━━━━━ Recorded information ━━━━━

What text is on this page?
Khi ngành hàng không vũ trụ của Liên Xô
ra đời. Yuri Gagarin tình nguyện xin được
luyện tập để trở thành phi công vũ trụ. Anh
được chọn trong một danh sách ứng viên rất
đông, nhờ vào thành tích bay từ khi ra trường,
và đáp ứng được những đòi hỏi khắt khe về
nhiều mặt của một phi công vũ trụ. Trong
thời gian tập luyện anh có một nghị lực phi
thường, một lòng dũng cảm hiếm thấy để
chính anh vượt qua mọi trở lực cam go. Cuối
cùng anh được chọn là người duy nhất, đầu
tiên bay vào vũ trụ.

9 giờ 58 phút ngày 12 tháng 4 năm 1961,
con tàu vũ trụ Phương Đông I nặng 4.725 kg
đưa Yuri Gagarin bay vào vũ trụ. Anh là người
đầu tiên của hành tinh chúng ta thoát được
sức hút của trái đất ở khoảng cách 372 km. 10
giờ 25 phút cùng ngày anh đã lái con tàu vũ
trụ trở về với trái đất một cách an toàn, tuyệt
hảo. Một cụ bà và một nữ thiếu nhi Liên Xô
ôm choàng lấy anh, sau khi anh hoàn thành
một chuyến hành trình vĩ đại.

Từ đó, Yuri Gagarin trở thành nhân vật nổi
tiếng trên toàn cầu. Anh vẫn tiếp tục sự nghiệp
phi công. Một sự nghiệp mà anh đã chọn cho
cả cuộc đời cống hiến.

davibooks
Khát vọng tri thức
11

━━━━━

*Directive:* Give the count of lines containing "toàn", with no added text.

*Final result:* 2